What to do:
Copy every line with the string "hosts" in it.
= = = = = = =
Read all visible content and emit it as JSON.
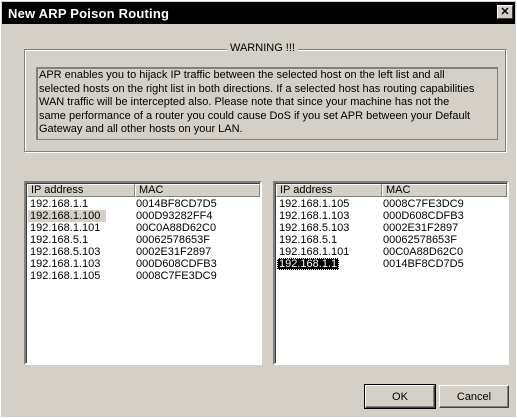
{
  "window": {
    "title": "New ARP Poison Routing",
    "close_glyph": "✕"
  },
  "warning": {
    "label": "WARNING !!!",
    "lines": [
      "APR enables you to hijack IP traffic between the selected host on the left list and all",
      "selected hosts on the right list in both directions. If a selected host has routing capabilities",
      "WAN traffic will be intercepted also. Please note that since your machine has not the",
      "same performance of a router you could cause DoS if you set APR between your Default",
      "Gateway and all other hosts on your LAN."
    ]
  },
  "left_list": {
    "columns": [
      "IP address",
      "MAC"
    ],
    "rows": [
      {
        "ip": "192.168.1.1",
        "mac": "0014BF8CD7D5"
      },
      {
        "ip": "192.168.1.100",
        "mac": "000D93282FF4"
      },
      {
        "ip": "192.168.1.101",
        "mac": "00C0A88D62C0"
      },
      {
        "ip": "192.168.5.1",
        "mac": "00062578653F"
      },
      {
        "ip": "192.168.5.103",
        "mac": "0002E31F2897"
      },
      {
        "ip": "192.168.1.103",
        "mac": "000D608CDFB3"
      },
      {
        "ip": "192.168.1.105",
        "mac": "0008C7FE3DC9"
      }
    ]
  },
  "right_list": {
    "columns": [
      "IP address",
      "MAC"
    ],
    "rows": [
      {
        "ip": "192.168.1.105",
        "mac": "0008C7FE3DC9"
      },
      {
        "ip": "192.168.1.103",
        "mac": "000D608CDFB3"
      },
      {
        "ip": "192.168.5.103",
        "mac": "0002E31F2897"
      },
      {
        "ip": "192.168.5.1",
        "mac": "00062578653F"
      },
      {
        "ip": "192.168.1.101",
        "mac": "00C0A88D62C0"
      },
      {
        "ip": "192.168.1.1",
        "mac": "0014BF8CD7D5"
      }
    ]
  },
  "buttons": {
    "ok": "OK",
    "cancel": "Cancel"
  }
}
= = = = = = =
Expected output:
      "selected hosts on the right list in both directions. If a selected host has routing capabilities",
      "Gateway and all other hosts on your LAN."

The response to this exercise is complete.